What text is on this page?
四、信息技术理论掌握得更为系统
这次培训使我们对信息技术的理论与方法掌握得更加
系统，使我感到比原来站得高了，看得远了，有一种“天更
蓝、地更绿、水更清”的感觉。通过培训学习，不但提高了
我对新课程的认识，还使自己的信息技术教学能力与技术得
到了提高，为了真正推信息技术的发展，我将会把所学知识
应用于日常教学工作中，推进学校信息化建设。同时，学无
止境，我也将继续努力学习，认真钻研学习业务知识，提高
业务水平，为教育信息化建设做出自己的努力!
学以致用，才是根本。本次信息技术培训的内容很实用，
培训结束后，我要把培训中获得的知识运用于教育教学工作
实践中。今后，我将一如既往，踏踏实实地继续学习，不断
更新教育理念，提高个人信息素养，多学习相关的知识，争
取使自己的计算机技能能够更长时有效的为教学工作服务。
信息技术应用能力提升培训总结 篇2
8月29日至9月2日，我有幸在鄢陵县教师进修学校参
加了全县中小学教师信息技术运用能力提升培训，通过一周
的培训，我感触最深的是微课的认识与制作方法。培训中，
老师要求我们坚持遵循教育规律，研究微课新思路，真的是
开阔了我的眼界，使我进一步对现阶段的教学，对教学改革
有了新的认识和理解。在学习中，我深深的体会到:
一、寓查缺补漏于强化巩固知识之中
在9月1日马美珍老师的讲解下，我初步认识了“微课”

▶ [What you need to do]
Set down the entries verbatim, leaving none out.

▶ [Task output]
What text is on this page?
四、信息技术理论掌握得更为系统
这次培训使我们对信息技术的理论与方法掌握得更加
系统，使我感到比原来站得高了，看得远了，有一种“天更
蓝、地更绿、水更清”的感觉。通过培训学习，不但提高了
我对新课程的认识，还使自己的信息技术教学能力与技术得
到了提高，为了真正推信息技术的发展，我将会把所学知识
应用于日常教学工作中，推进学校信息化建设。同时，学无
止境，我也将继续努力学习，认真钻研学习业务知识，提高
业务水平，为教育信息化建设做出自己的努力!
学以致用，才是根本。本次信息技术培训的内容很实用，
培训结束后，我要把培训中获得的知识运用于教育教学工作
实践中。今后，我将一如既往，踏踏实实地继续学习，不断
更新教育理念，提高个人信息素养，多学习相关的知识，争
取使自己的计算机技能能够更长时有效的为教学工作服务。
信息技术应用能力提升培训总结 篇2
8月29日至9月2日，我有幸在鄢陵县教师进修学校参
加了全县中小学教师信息技术运用能力提升培训，通过一周
的培训，我感触最深的是微课的认识与制作方法。培训中，
老师要求我们坚持遵循教育规律，研究微课新思路，真的是
开阔了我的眼界，使我进一步对现阶段的教学，对教学改革
有了新的认识和理解。在学习中，我深深的体会到:
一、寓查缺补漏于强化巩固知识之中
在9月1日马美珍老师的讲解下，我初步认识了“微课”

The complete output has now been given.